**Exercise instructions**
Show every line that has the string "Peña" in it.

== The data ==

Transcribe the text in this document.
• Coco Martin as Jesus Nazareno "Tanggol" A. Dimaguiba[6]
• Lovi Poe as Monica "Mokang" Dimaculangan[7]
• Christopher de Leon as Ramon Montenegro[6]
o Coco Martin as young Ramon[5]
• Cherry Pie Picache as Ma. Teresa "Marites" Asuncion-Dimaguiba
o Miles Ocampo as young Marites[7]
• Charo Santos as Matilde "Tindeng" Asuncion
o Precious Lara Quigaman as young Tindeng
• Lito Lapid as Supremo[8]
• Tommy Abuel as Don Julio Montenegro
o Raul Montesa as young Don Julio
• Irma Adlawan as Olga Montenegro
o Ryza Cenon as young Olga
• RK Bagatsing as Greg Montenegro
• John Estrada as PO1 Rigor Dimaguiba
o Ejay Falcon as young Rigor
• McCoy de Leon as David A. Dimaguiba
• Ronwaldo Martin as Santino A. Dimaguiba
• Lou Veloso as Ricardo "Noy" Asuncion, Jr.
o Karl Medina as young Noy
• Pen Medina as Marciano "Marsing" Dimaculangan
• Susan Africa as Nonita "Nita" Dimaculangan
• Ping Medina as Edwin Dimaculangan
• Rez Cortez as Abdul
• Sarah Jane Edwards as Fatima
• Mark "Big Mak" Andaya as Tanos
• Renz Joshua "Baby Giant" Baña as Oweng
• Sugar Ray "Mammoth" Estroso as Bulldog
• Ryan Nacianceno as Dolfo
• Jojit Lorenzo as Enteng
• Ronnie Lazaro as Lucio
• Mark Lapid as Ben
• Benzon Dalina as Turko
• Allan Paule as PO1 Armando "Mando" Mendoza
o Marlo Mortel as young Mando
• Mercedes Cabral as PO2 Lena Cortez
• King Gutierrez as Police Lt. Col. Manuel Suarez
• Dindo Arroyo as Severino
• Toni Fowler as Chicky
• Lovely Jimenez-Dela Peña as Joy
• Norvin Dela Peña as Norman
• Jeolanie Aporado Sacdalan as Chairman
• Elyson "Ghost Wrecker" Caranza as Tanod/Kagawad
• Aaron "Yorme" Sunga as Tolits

===

**The solution**
• Lovely Jimenez-Dela Peña as Joy
• Norvin Dela Peña as Norman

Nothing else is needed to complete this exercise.